• _Exercise 1_
Answer these questions from the article on itch below, marking each answer with its letter.
(a) How many adults in the U.S. have atopic dermatitis?
(b) Which molecular player do the findings suggest as a new target for intractable chronic itch?
(c) What professorship does K. Frank Austen hold at Harvard Medical School?
• _Exercise 2_
Extend the article on itch below, picking up after its last sentence.

• _Text segment_
————

Understanding Itch: New Insights at the Intersection of the Nervous System and Immune System
Through a series of preclinical experiments, collaborators pinpointed a key molecular player that could represent a new therapeutic target for intractable chronic itch
Eczema, or atopic dermatitis (AD), is sometimes called “the itch that rashes.” Often, the itch begins before the rash appears, and, in many cases, the itchiness of the skin condition never really goes away. Approximately 9.6 million children and 16.5 million adults in the U.S. have AD, which can have a serious effect on quality of life for patients. Although much has been learned about the uncomfortable sensation that triggers the desire to scratch, many mysteries remain about chronic itch, making it a challenge to treat. A paper by authors from Brigham and Women’s Hospital and Harvard Medical School published in The Proceedings of the National Academy of Sciences, offers new clues about the underlying mechanisms of itch. Findings suggest a key molecular player known as cysteine leukotriene receptor 2 (CysLT2R) that may be a new target for intractable chronic itch.
“In atopic dermatitis, the itching can be horrific and it can aggravate disease,” said co-corresponding author K. Frank Austen, MD, a senior physician in the Division of Allergy and Clinical Immunology at the Brigham. Austen is also the AstraZeneca Professor of Respiratory and Inflammatory Diseases, Emeritus, at Harvard Medical School. “We began collaborating for two reasons: one is an interest in science — I wandered into the study of what is now the cysteine leukotriene pathway decades ago, and I’ve been pursuing it ever since. The second reason is itch — understanding its cause and connections to neurons.”

————

• _Provided data_
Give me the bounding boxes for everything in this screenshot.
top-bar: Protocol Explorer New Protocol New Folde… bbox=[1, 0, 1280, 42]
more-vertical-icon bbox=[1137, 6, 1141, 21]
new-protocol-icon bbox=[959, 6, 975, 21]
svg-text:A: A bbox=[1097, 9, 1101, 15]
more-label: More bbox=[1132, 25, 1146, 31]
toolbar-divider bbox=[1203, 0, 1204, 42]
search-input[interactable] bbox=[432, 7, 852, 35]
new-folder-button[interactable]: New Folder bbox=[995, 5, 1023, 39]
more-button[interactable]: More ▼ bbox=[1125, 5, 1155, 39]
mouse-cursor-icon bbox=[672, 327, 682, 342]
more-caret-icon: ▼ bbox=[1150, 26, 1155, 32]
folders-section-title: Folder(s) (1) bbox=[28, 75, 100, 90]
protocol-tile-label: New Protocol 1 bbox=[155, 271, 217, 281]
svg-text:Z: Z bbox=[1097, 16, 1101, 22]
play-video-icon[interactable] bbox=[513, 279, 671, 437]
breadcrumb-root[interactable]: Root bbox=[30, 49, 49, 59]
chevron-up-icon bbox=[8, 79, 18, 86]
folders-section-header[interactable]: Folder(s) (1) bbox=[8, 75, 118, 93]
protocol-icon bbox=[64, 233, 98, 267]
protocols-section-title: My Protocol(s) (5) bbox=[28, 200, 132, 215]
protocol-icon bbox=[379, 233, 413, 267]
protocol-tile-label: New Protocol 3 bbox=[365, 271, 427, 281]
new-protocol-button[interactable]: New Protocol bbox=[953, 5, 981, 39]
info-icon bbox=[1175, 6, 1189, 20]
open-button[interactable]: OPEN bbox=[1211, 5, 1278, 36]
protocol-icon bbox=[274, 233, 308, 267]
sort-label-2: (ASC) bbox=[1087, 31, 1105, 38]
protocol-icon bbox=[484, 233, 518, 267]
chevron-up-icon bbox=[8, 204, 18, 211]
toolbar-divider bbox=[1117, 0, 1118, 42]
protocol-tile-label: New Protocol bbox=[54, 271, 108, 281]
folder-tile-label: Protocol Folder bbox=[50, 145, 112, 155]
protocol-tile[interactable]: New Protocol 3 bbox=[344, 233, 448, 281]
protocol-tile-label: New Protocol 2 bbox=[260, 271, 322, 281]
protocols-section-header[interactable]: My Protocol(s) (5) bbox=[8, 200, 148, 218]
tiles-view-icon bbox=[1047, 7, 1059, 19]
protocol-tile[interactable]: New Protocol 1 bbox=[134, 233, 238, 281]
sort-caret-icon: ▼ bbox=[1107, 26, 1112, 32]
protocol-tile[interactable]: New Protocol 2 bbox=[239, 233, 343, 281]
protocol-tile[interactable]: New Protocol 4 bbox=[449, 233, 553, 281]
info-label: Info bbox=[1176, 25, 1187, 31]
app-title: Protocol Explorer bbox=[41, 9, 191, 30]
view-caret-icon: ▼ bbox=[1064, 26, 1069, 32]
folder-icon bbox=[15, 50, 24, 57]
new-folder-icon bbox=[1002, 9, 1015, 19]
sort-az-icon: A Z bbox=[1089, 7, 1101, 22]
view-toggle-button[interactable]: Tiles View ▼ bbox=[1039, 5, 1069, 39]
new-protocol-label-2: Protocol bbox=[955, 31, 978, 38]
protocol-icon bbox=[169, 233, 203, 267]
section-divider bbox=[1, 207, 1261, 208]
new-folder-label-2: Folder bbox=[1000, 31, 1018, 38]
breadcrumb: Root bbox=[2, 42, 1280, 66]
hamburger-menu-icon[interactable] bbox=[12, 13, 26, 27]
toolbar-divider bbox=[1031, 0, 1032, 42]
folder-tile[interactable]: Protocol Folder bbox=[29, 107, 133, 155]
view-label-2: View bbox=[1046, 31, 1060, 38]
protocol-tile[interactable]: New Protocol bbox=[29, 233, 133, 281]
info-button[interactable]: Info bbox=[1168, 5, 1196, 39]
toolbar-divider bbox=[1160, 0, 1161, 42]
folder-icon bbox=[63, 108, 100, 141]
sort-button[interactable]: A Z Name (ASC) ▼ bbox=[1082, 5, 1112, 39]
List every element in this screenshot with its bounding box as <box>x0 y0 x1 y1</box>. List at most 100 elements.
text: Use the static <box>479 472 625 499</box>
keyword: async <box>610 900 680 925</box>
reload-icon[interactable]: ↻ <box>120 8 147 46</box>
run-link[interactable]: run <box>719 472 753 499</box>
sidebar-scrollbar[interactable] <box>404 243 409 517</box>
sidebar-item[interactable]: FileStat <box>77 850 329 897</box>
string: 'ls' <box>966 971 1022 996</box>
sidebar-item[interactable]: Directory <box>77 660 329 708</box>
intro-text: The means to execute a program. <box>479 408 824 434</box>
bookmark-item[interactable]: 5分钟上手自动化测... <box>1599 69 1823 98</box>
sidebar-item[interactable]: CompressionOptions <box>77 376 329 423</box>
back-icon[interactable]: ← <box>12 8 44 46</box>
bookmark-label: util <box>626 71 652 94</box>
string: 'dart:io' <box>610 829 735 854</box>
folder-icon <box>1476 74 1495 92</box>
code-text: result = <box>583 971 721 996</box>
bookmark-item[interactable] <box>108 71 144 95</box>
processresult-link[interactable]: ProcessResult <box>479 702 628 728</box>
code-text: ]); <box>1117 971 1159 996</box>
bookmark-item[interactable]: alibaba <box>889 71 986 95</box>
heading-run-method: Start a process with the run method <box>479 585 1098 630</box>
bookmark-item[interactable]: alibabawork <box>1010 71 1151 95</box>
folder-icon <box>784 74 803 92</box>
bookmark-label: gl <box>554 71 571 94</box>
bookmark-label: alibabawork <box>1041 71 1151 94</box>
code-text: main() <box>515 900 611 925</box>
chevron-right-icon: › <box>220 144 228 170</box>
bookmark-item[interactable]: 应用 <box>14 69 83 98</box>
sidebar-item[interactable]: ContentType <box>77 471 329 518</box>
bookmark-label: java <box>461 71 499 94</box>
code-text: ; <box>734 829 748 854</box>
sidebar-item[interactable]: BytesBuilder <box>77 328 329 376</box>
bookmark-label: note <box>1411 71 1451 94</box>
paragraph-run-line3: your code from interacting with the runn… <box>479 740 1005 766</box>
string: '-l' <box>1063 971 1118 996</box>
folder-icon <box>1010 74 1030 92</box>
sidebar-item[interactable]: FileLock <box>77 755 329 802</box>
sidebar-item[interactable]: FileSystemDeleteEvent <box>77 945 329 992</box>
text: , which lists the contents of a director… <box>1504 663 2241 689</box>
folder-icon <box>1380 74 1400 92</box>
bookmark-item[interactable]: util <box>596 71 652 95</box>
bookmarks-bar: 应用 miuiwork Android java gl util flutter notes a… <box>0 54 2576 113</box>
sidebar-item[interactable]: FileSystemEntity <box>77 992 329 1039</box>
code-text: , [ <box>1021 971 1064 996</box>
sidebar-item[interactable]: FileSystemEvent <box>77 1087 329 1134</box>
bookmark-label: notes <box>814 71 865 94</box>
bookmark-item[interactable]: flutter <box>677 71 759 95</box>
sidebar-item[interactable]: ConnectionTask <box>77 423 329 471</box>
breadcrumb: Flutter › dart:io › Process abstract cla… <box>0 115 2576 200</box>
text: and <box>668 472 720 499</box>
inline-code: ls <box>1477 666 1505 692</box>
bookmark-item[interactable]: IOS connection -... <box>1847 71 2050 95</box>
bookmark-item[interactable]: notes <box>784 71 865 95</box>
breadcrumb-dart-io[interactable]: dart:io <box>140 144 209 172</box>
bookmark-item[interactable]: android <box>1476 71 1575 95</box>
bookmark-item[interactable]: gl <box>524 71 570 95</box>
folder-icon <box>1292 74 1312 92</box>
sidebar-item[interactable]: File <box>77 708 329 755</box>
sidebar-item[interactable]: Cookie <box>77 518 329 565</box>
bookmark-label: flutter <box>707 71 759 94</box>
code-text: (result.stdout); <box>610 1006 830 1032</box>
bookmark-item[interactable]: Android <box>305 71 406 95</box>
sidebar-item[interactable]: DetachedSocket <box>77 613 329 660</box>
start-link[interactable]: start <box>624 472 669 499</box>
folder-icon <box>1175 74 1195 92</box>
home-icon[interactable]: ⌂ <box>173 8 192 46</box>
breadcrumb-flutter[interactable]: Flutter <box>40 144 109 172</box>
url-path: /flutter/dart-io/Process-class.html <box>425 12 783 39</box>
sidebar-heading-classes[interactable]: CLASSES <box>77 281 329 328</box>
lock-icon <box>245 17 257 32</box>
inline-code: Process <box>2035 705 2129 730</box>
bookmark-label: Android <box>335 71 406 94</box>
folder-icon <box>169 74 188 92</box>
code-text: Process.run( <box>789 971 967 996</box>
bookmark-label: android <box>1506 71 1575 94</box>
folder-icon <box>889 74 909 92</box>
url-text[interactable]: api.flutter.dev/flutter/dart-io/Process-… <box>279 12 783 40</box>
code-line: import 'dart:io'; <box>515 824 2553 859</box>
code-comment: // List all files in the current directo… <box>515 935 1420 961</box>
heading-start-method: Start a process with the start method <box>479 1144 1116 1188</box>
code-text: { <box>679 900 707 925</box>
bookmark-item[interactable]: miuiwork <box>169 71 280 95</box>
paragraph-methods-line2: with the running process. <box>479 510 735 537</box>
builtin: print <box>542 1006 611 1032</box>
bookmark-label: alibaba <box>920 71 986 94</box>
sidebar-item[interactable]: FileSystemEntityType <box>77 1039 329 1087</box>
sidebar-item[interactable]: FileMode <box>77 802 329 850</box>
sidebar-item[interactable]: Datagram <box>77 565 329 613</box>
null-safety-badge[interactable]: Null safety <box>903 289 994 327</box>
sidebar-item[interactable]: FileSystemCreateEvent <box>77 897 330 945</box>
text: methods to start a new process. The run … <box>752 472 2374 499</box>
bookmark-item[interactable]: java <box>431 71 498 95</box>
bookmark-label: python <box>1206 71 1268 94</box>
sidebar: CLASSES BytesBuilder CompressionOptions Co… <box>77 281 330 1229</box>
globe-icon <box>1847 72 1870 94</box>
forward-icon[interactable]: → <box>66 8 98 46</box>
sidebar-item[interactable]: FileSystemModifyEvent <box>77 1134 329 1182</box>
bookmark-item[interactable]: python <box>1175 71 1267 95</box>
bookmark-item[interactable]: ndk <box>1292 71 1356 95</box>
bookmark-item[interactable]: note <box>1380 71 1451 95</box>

————

• _Task result 1_
(a) Approximately 16.5 million.
(b) Cysteine leukotriene receptor 2 (CysLT2R).
(c) AstraZeneca Professor of Respiratory and Inflammatory Diseases, Emeritus.

• _Task result 2_
Austen and his lab, which focuses on the molecular components that contribute to allergic inflammation, collaborated with Isaac Chiu, PhD, an assistant professor of Immunology at Harvard Medical School. The team also included researchers at the Center for Immunology & Inflammatory Diseases at Massachusetts General Hospital and at the University of Texas at Dallas.
“As a neuro-immunologist, I’m interested in how the nervous system and immune system cross-talk,” said Chiu, co-corresponding author of the study. “Itch arises from a subset of neurons, and acute itch may be a protective response to help us remove something that’s irritating the skin. However, chronic itch is not protective and can be pathological. The underlying mechanism that activates neurons and causes chronic itch is not well understood and new treatment is needed.”
Chiu, Austen and colleagues set out to elucidate the molecular mechanisms that may trigger chronic itch. To do so, they looked for gene activity in dorsal root ganglia (DRG) neurons linked to itch in mice. They found a striking level of CysLT2R, which was uniquely and highly expressed in these specific neurons. They also found expression of this receptor in human DRG neurons. This led the researchers to focus their analysis on the receptor’s role in itch signaling. Additional studies showed that activating this receptor induced itching in a mouse model of AD, but not in other mouse models. Mice that lacked CysLT2R showed decrease itching. Collectively, their findings pointed to the receptor’s key role in causing itch and potentially contributing to AD.
Lead author Tiphaine Voisin, PhD, carried out many of the preclinical experiments in mouse models of AD during her time in the Chiu lab at HMS.
“The last ten years or so of research in the field of chronic itch have shown the importance and the complexity of the interactions between the immune system and the nervous system,” said Voisin. “It was very exciting to explore the contribution of cysteine leukotrienes in these neuro-immune cross-talks leading to itch, including in a mouse model of AD.”
Leukotrienes are a class of lipid molecules that originate from white blood cells, such as mast cells, which are involved in allergy and inflammation. Today, the leukotriene inhibitor montelukast, which targets CysLT1R, is used to treat asthma but does not provide relief from itch. No clinically approved inhibitors of CysLT2R currently exist and, while the researchers have seen evidence of the receptors in humans, until an inhibitor is developed and trialed in humans, it will remain an open question as to whether the new target can lead to a therapy for patients.
While Chiu and Austen are eager to see their findings prompt treatment improvements, Austen, who has been pursuing leukotrienes since the 1970s, also notes the importance of making new discoveries and unexpected connections through research.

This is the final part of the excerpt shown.